Records provided
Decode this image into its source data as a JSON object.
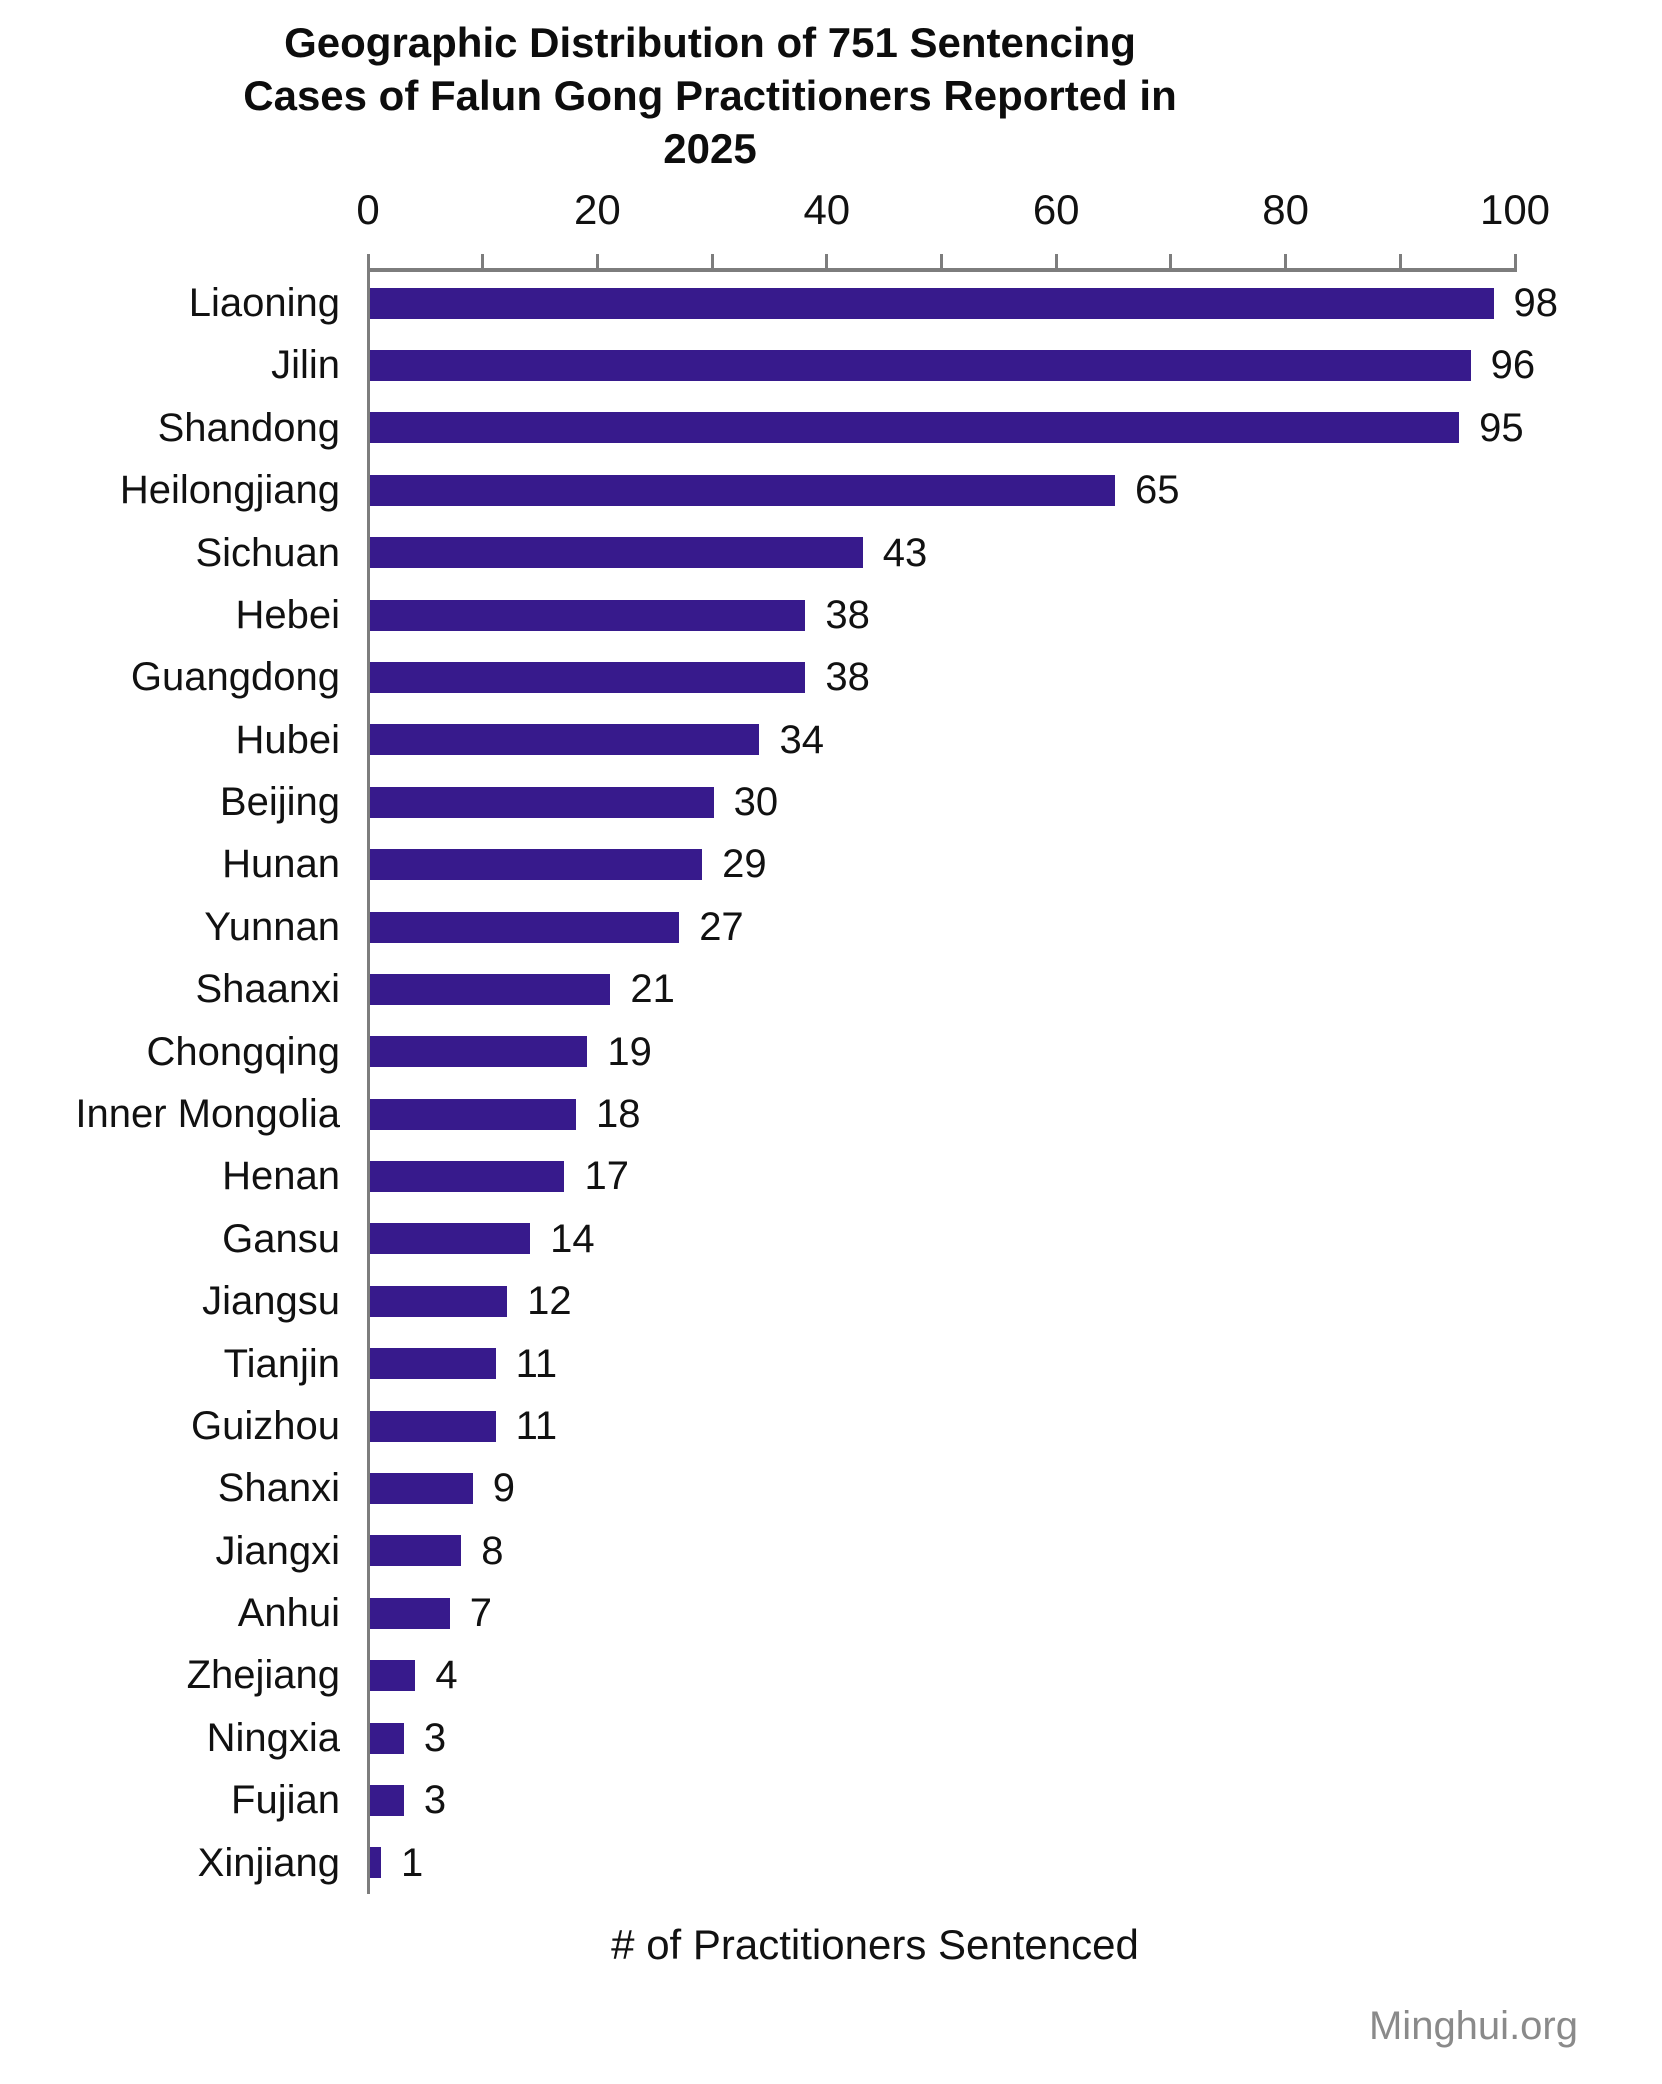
{
  "title": "Geographic Distribution of 751 Sentencing Cases of Falun Gong Practitioners Reported in 2025",
  "watermark": "Minghui.org",
  "chart_data": {
    "type": "bar",
    "orientation": "horizontal",
    "title": "Geographic Distribution of 751 Sentencing Cases of Falun Gong Practitioners Reported in 2025",
    "xlabel": "# of Practitioners Sentenced",
    "ylabel": "",
    "categories": [
      "Liaoning",
      "Jilin",
      "Shandong",
      "Heilongjiang",
      "Sichuan",
      "Hebei",
      "Guangdong",
      "Hubei",
      "Beijing",
      "Hunan",
      "Yunnan",
      "Shaanxi",
      "Chongqing",
      "Inner Mongolia",
      "Henan",
      "Gansu",
      "Jiangsu",
      "Tianjin",
      "Guizhou",
      "Shanxi",
      "Jiangxi",
      "Anhui",
      "Zhejiang",
      "Ningxia",
      "Fujian",
      "Xinjiang"
    ],
    "values": [
      98,
      96,
      95,
      65,
      43,
      38,
      38,
      34,
      30,
      29,
      27,
      21,
      19,
      18,
      17,
      14,
      12,
      11,
      11,
      9,
      8,
      7,
      4,
      3,
      3,
      1
    ],
    "total_cases": 751,
    "xlim": [
      0,
      100
    ],
    "xticks": [
      0,
      20,
      40,
      60,
      80,
      100
    ],
    "minor_tick_step": 10,
    "axis_position": "top",
    "grid": false,
    "value_labels": true,
    "legend": "none",
    "bar_color": "#371A8C",
    "axis_color": "#7D7D7D",
    "text_color": "#111111",
    "watermark_color": "#8A8A8A"
  }
}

Written problem
Copy the entries exactly. Leave out the images.

Final result
Decode this image into its source data as a JSON object.
{
  "title": "Geographic Distribution of 751 Sentencing Cases of Falun Gong Practitioners Reported in 2025",
  "watermark": "Minghui.org",
  "chart_data": {
    "type": "bar",
    "orientation": "horizontal",
    "title": "Geographic Distribution of 751 Sentencing Cases of Falun Gong Practitioners Reported in 2025",
    "xlabel": "# of Practitioners Sentenced",
    "ylabel": "",
    "categories": [
      "Liaoning",
      "Jilin",
      "Shandong",
      "Heilongjiang",
      "Sichuan",
      "Hebei",
      "Guangdong",
      "Hubei",
      "Beijing",
      "Hunan",
      "Yunnan",
      "Shaanxi",
      "Chongqing",
      "Inner Mongolia",
      "Henan",
      "Gansu",
      "Jiangsu",
      "Tianjin",
      "Guizhou",
      "Shanxi",
      "Jiangxi",
      "Anhui",
      "Zhejiang",
      "Ningxia",
      "Fujian",
      "Xinjiang"
    ],
    "values": [
      98,
      96,
      95,
      65,
      43,
      38,
      38,
      34,
      30,
      29,
      27,
      21,
      19,
      18,
      17,
      14,
      12,
      11,
      11,
      9,
      8,
      7,
      4,
      3,
      3,
      1
    ],
    "total_cases": 751,
    "xlim": [
      0,
      100
    ],
    "xticks": [
      0,
      20,
      40,
      60,
      80,
      100
    ],
    "minor_tick_step": 10,
    "axis_position": "top",
    "grid": false,
    "value_labels": true,
    "legend": "none",
    "bar_color": "#371A8C",
    "axis_color": "#7D7D7D",
    "text_color": "#111111",
    "watermark_color": "#8A8A8A"
  }
}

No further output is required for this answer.